WHAT YOU ARE ASKED TO DO.
Extract every line of the records below verbatim, omitting the pictures.

▶

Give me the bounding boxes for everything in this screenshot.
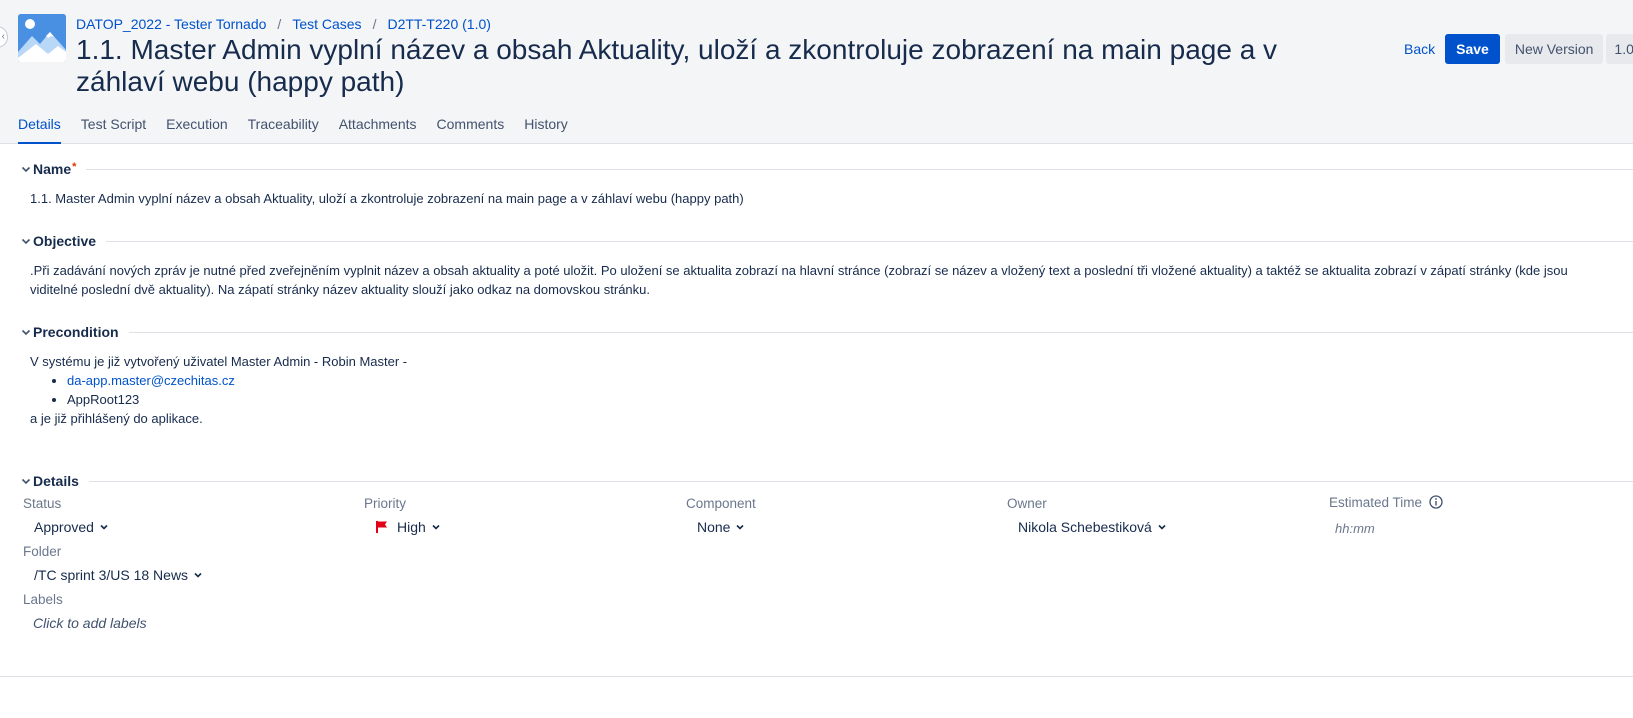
precondition-list: da-app.master@czechitas.cz AppRoot123 — [67, 371, 407, 409]
email-link[interactable]: da-app.master@czechitas.cz — [67, 373, 235, 388]
labels-input[interactable]: Click to add labels — [33, 615, 147, 631]
page-title: 1.1. Master Admin vyplní název a obsah A… — [76, 34, 1278, 97]
back-button[interactable]: Back — [1398, 34, 1441, 64]
folder-value: /TC sprint 3/US 18 News — [34, 567, 189, 583]
tab-attachments[interactable]: Attachments — [339, 116, 417, 144]
precondition-outro: a je již přihlášený do aplikace. — [30, 411, 203, 426]
chevron-down-icon — [21, 166, 31, 173]
chevron-down-icon — [432, 524, 440, 530]
tab-history[interactable]: History — [524, 116, 568, 144]
precondition-section-title: Precondition — [33, 324, 119, 340]
priority-value: High — [397, 519, 426, 535]
status-value: Approved — [34, 519, 94, 535]
details-section-header[interactable]: Details — [20, 473, 1633, 489]
estimated-time-label: Estimated Time — [1329, 495, 1443, 510]
breadcrumb-test-case-key-link[interactable]: D2TT-T220 (1.0) — [387, 16, 490, 32]
section-divider — [128, 331, 1633, 333]
breadcrumb-separator: / — [372, 16, 377, 32]
header-actions: Back Save New Version 1.0 ⋯ — [1398, 34, 1633, 64]
owner-value: Nikola Schebestiková — [1018, 519, 1152, 535]
section-divider — [86, 168, 1633, 170]
list-item: AppRoot123 — [67, 390, 407, 409]
page-header: ‹ DATOP_2022 - Tester Tornado / Test Cas… — [0, 0, 1633, 144]
estimated-time-input[interactable]: hh:mm — [1335, 521, 1375, 536]
status-label: Status — [23, 496, 62, 511]
chevron-down-icon — [736, 524, 745, 530]
chevron-down-icon — [21, 329, 31, 336]
objective-section-header[interactable]: Objective — [20, 233, 1633, 249]
info-icon[interactable] — [1429, 495, 1443, 509]
chevron-down-icon — [21, 238, 31, 245]
details-section-title: Details — [33, 473, 79, 489]
flag-icon — [376, 521, 387, 533]
precondition-value[interactable]: V systému je již vytvořený uživatel Mast… — [30, 352, 407, 428]
breadcrumb-test-cases-link[interactable]: Test Cases — [292, 16, 361, 32]
owner-label: Owner — [1007, 496, 1047, 511]
chevron-down-icon — [100, 524, 108, 530]
new-version-button[interactable]: New Version — [1504, 34, 1604, 64]
tab-test-script[interactable]: Test Script — [81, 116, 146, 144]
list-item: da-app.master@czechitas.cz — [67, 371, 407, 390]
breadcrumb-project-link[interactable]: DATOP_2022 - Tester Tornado — [76, 16, 266, 32]
folder-label: Folder — [23, 544, 62, 559]
precondition-intro: V systému je již vytvořený uživatel Mast… — [30, 354, 408, 369]
component-label: Component — [686, 496, 756, 511]
chevron-down-icon — [1158, 524, 1166, 530]
project-avatar — [18, 14, 66, 62]
tab-details[interactable]: Details — [18, 116, 61, 144]
name-section-header[interactable]: Name* — [20, 161, 1633, 177]
objective-value[interactable]: .Při zadávání nových zpráv je nutné před… — [30, 261, 1575, 299]
section-divider — [88, 480, 1633, 482]
component-dropdown[interactable]: None — [697, 519, 745, 535]
labels-label: Labels — [23, 592, 63, 607]
chevron-down-icon — [21, 478, 31, 485]
version-menu-button[interactable]: 1.0 ⋯ — [1606, 34, 1633, 64]
tab-traceability[interactable]: Traceability — [248, 116, 319, 144]
component-value: None — [697, 519, 731, 535]
breadcrumb: DATOP_2022 - Tester Tornado / Test Cases… — [76, 16, 491, 32]
page-divider — [0, 676, 1633, 677]
precondition-section-header[interactable]: Precondition — [20, 324, 1633, 340]
name-value[interactable]: 1.1. Master Admin vyplní název a obsah A… — [30, 189, 744, 208]
breadcrumb-separator: / — [277, 16, 282, 32]
tab-execution[interactable]: Execution — [166, 116, 227, 144]
mountain-icon — [18, 14, 66, 62]
folder-dropdown[interactable]: /TC sprint 3/US 18 News — [34, 567, 203, 583]
required-marker: * — [72, 161, 77, 173]
tab-comments[interactable]: Comments — [437, 116, 505, 144]
sidebar-collapse-handle[interactable]: ‹ — [0, 26, 8, 48]
owner-dropdown[interactable]: Nikola Schebestiková — [1018, 519, 1167, 535]
name-section-title: Name* — [33, 161, 77, 177]
priority-label: Priority — [364, 496, 407, 511]
status-dropdown[interactable]: Approved — [34, 519, 109, 535]
objective-section-title: Objective — [33, 233, 97, 249]
save-button[interactable]: Save — [1445, 34, 1500, 64]
priority-dropdown[interactable]: High — [376, 519, 441, 535]
chevron-down-icon — [194, 572, 202, 578]
section-divider — [106, 240, 1633, 242]
tab-bar: Details Test Script Execution Traceabili… — [18, 116, 588, 144]
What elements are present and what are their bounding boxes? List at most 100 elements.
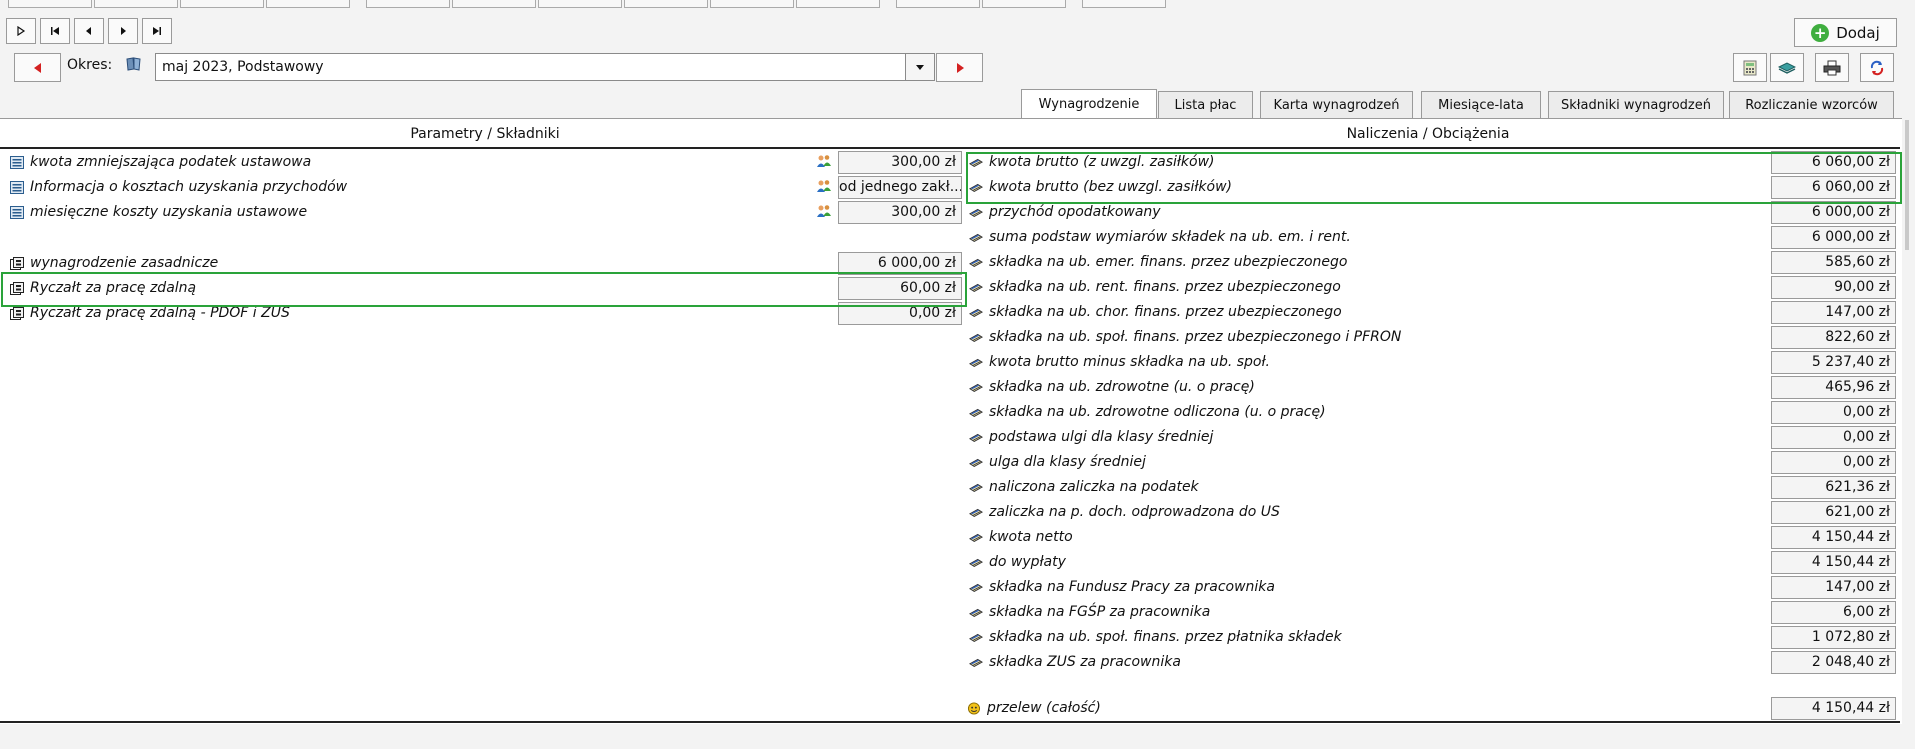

◀

RESULT FOR THIS EXERCISE.
Give me the bounding boxes for everything in this screenshot.
precondition-list: da-app.master@czechitas.cz AppRoot123 — [67, 371, 407, 409]
email-link[interactable]: da-app.master@czechitas.cz — [67, 373, 235, 388]
labels-input[interactable]: Click to add labels — [33, 615, 147, 631]
page-title: 1.1. Master Admin vyplní název a obsah A… — [76, 34, 1278, 97]
back-button[interactable]: Back — [1398, 34, 1441, 64]
folder-value: /TC sprint 3/US 18 News — [34, 567, 189, 583]
tab-attachments[interactable]: Attachments — [339, 116, 417, 144]
precondition-outro: a je již přihlášený do aplikace. — [30, 411, 203, 426]
chevron-down-icon — [21, 166, 31, 173]
chevron-down-icon — [432, 524, 440, 530]
tab-history[interactable]: History — [524, 116, 568, 144]
precondition-section-title: Precondition — [33, 324, 119, 340]
priority-value: High — [397, 519, 426, 535]
status-value: Approved — [34, 519, 94, 535]
details-section-header[interactable]: Details — [20, 473, 1633, 489]
estimated-time-label: Estimated Time — [1329, 495, 1443, 510]
breadcrumb-test-case-key-link[interactable]: D2TT-T220 (1.0) — [387, 16, 490, 32]
section-divider — [128, 331, 1633, 333]
breadcrumb-separator: / — [372, 16, 377, 32]
header-actions: Back Save New Version 1.0 ⋯ — [1398, 34, 1633, 64]
owner-value: Nikola Schebestiková — [1018, 519, 1152, 535]
section-divider — [86, 168, 1633, 170]
list-item: AppRoot123 — [67, 390, 407, 409]
page-header: ‹ DATOP_2022 - Tester Tornado / Test Cas… — [0, 0, 1633, 144]
estimated-time-input[interactable]: hh:mm — [1335, 521, 1375, 536]
status-label: Status — [23, 496, 62, 511]
chevron-down-icon — [736, 524, 745, 530]
chevron-down-icon — [21, 329, 31, 336]
objective-section-header[interactable]: Objective — [20, 233, 1633, 249]
info-icon[interactable] — [1429, 495, 1443, 509]
chevron-down-icon — [21, 238, 31, 245]
details-section-title: Details — [33, 473, 79, 489]
flag-icon — [376, 521, 387, 533]
precondition-value[interactable]: V systému je již vytvořený uživatel Mast… — [30, 352, 407, 428]
breadcrumb-test-cases-link[interactable]: Test Cases — [292, 16, 361, 32]
owner-label: Owner — [1007, 496, 1047, 511]
chevron-down-icon — [100, 524, 108, 530]
new-version-button[interactable]: New Version — [1504, 34, 1604, 64]
tab-test-script[interactable]: Test Script — [81, 116, 146, 144]
list-item: da-app.master@czechitas.cz — [67, 371, 407, 390]
breadcrumb-project-link[interactable]: DATOP_2022 - Tester Tornado — [76, 16, 266, 32]
folder-label: Folder — [23, 544, 62, 559]
precondition-intro: V systému je již vytvořený uživatel Mast… — [30, 354, 408, 369]
component-label: Component — [686, 496, 756, 511]
chevron-down-icon — [1158, 524, 1166, 530]
project-avatar — [18, 14, 66, 62]
tab-details[interactable]: Details — [18, 116, 61, 144]
name-section-header[interactable]: Name* — [20, 161, 1633, 177]
objective-value[interactable]: .Při zadávání nových zpráv je nutné před… — [30, 261, 1575, 299]
section-divider — [88, 480, 1633, 482]
component-dropdown[interactable]: None — [697, 519, 745, 535]
labels-label: Labels — [23, 592, 63, 607]
chevron-down-icon — [21, 478, 31, 485]
version-menu-button[interactable]: 1.0 ⋯ — [1606, 34, 1633, 64]
tab-traceability[interactable]: Traceability — [248, 116, 319, 144]
component-value: None — [697, 519, 731, 535]
breadcrumb: DATOP_2022 - Tester Tornado / Test Cases… — [76, 16, 491, 32]
page-divider — [0, 676, 1633, 677]
precondition-section-header[interactable]: Precondition — [20, 324, 1633, 340]
name-value[interactable]: 1.1. Master Admin vyplní název a obsah A… — [30, 189, 744, 208]
breadcrumb-separator: / — [277, 16, 282, 32]
tab-execution[interactable]: Execution — [166, 116, 227, 144]
mountain-icon — [18, 14, 66, 62]
folder-dropdown[interactable]: /TC sprint 3/US 18 News — [34, 567, 203, 583]
required-marker: * — [72, 161, 77, 173]
tab-comments[interactable]: Comments — [437, 116, 505, 144]
sidebar-collapse-handle[interactable]: ‹ — [0, 26, 8, 48]
owner-dropdown[interactable]: Nikola Schebestiková — [1018, 519, 1167, 535]
name-section-title: Name* — [33, 161, 77, 177]
priority-label: Priority — [364, 496, 407, 511]
status-dropdown[interactable]: Approved — [34, 519, 109, 535]
objective-section-title: Objective — [33, 233, 97, 249]
save-button[interactable]: Save — [1445, 34, 1500, 64]
priority-dropdown[interactable]: High — [376, 519, 441, 535]
chevron-down-icon — [194, 572, 202, 578]
section-divider — [106, 240, 1633, 242]
tab-bar: Details Test Script Execution Traceabili… — [18, 116, 588, 144]
What elements are present and what are their bounding boxes? List at most 100 elements.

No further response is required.